* _WRITTEN TASK_
Copy every row below word for word, leaving nothing out and changing nothing.

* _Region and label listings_
· · · ·

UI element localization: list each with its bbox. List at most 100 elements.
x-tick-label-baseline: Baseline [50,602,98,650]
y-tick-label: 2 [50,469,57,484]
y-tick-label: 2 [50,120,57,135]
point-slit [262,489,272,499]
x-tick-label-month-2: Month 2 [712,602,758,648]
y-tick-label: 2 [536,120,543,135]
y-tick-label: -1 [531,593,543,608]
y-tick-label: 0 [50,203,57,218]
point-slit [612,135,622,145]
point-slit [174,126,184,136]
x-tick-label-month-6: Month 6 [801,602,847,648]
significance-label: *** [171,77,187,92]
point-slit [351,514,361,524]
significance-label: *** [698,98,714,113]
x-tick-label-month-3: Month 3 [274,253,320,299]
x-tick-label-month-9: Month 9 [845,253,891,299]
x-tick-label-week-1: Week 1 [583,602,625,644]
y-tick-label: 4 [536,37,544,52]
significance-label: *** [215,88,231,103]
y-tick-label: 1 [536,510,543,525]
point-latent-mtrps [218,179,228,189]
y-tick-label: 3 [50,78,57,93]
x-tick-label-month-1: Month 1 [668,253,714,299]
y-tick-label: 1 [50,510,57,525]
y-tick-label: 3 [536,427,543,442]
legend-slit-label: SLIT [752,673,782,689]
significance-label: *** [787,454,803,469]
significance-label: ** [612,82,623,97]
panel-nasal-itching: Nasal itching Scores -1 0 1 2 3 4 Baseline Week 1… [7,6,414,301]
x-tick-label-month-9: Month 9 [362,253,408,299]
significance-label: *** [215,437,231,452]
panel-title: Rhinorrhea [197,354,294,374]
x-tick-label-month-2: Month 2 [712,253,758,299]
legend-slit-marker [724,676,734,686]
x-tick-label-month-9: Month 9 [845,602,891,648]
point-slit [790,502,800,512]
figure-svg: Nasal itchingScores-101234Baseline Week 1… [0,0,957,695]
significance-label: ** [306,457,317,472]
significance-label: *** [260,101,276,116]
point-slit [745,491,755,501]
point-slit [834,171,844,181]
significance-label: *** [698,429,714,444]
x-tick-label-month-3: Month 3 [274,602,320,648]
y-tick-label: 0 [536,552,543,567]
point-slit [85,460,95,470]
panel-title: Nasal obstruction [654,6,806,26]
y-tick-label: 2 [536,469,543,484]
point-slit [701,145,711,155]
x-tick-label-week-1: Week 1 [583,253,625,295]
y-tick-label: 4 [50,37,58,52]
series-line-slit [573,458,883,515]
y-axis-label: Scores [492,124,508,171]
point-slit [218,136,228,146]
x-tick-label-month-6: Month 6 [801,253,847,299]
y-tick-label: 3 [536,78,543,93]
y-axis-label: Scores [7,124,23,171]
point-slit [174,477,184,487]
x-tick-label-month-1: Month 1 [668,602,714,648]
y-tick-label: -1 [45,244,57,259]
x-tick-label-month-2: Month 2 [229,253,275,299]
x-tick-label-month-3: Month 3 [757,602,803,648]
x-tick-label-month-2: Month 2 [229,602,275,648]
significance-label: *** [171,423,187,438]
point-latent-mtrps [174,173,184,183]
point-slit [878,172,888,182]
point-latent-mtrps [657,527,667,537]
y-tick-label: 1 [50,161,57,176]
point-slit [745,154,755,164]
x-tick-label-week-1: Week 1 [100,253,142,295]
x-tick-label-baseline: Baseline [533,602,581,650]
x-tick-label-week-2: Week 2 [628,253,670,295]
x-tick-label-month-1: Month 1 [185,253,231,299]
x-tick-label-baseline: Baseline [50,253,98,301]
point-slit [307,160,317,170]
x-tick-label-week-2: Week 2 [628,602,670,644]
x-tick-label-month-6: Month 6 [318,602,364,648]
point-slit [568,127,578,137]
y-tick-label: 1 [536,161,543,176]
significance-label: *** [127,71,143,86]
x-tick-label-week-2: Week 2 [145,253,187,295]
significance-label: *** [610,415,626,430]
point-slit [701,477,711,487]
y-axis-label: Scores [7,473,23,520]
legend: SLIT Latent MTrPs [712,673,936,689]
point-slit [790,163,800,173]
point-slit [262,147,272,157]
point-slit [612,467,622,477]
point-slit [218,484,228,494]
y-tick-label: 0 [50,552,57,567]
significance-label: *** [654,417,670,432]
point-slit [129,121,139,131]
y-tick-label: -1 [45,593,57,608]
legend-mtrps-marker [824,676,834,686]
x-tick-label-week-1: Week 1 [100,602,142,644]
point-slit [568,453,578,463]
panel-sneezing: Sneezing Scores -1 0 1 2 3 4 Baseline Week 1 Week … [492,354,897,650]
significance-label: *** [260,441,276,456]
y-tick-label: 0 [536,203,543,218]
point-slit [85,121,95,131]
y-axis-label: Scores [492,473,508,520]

· · · ·

* _RESPONSE FOR THIS EXERCISE_
UI element localization: list each with its bbox. List at most 100 elements.
x-tick-label-baseline: Baseline [50,602,98,650]
y-tick-label: 2 [50,469,57,484]
y-tick-label: 2 [50,120,57,135]
point-slit [262,489,272,499]
x-tick-label-month-2: Month 2 [712,602,758,648]
y-tick-label: 2 [536,120,543,135]
y-tick-label: -1 [531,593,543,608]
y-tick-label: 0 [50,203,57,218]
point-slit [612,135,622,145]
point-slit [174,126,184,136]
x-tick-label-month-6: Month 6 [801,602,847,648]
significance-label: *** [171,77,187,92]
point-slit [351,514,361,524]
significance-label: *** [698,98,714,113]
x-tick-label-month-3: Month 3 [274,253,320,299]
x-tick-label-month-9: Month 9 [845,253,891,299]
x-tick-label-week-1: Week 1 [583,602,625,644]
y-tick-label: 4 [536,37,544,52]
significance-label: *** [215,88,231,103]
y-tick-label: 1 [536,510,543,525]
point-latent-mtrps [218,179,228,189]
y-tick-label: 3 [50,78,57,93]
x-tick-label-month-1: Month 1 [668,253,714,299]
y-tick-label: 1 [50,510,57,525]
y-tick-label: 3 [536,427,543,442]
legend-slit-label: SLIT [752,673,782,689]
significance-label: *** [787,454,803,469]
significance-label: ** [612,82,623,97]
panel-nasal-itching: Nasal itching Scores -1 0 1 2 3 4 Baseline Week 1… [7,6,414,301]
x-tick-label-month-9: Month 9 [362,253,408,299]
significance-label: *** [215,437,231,452]
panel-title: Rhinorrhea [197,354,294,374]
x-tick-label-month-2: Month 2 [712,253,758,299]
legend-slit-marker [724,676,734,686]
x-tick-label-month-9: Month 9 [845,602,891,648]
point-slit [790,502,800,512]
figure-svg: Nasal itchingScores-101234Baseline Week 1… [0,0,957,695]
significance-label: ** [306,457,317,472]
significance-label: *** [260,101,276,116]
point-slit [745,491,755,501]
point-slit [834,171,844,181]
significance-label: *** [698,429,714,444]
x-tick-label-month-3: Month 3 [274,602,320,648]
y-tick-label: 0 [536,552,543,567]
point-slit [85,460,95,470]
panel-title: Nasal obstruction [654,6,806,26]
y-tick-label: 2 [536,469,543,484]
point-slit [701,145,711,155]
x-tick-label-week-1: Week 1 [583,253,625,295]
y-tick-label: 4 [50,37,58,52]
series-line-slit [573,458,883,515]
y-axis-label: Scores [492,124,508,171]
point-slit [218,136,228,146]
x-tick-label-month-6: Month 6 [801,253,847,299]
y-tick-label: 3 [536,78,543,93]
y-axis-label: Scores [7,124,23,171]
point-slit [174,477,184,487]
x-tick-label-month-1: Month 1 [668,602,714,648]
y-tick-label: -1 [45,244,57,259]
x-tick-label-month-2: Month 2 [229,253,275,299]
x-tick-label-month-3: Month 3 [757,602,803,648]
x-tick-label-month-2: Month 2 [229,602,275,648]
significance-label: *** [171,423,187,438]
point-latent-mtrps [174,173,184,183]
point-slit [878,172,888,182]
point-latent-mtrps [657,527,667,537]
y-tick-label: 1 [50,161,57,176]
point-slit [745,154,755,164]
x-tick-label-week-1: Week 1 [100,253,142,295]
x-tick-label-baseline: Baseline [533,602,581,650]
x-tick-label-week-2: Week 2 [628,253,670,295]
x-tick-label-month-1: Month 1 [185,253,231,299]
x-tick-label-baseline: Baseline [50,253,98,301]
point-slit [307,160,317,170]
x-tick-label-week-2: Week 2 [628,602,670,644]
x-tick-label-month-6: Month 6 [318,602,364,648]
point-slit [568,127,578,137]
y-tick-label: 1 [536,161,543,176]
significance-label: *** [127,71,143,86]
x-tick-label-week-2: Week 2 [145,253,187,295]
significance-label: *** [610,415,626,430]
point-slit [701,477,711,487]
y-axis-label: Scores [7,473,23,520]
legend: SLIT Latent MTrPs [712,673,936,689]
point-slit [790,163,800,173]
point-slit [262,147,272,157]
point-slit [612,467,622,477]
point-slit [218,484,228,494]
y-tick-label: 0 [50,552,57,567]
significance-label: *** [654,417,670,432]
point-slit [129,121,139,131]
y-tick-label: -1 [45,593,57,608]
legend-mtrps-marker [824,676,834,686]
x-tick-label-week-1: Week 1 [100,602,142,644]
point-slit [568,453,578,463]
panel-sneezing: Sneezing Scores -1 0 1 2 3 4 Baseline Week 1 Week … [492,354,897,650]
significance-label: *** [260,441,276,456]
y-tick-label: 0 [536,203,543,218]
point-slit [85,121,95,131]
y-axis-label: Scores [492,473,508,520]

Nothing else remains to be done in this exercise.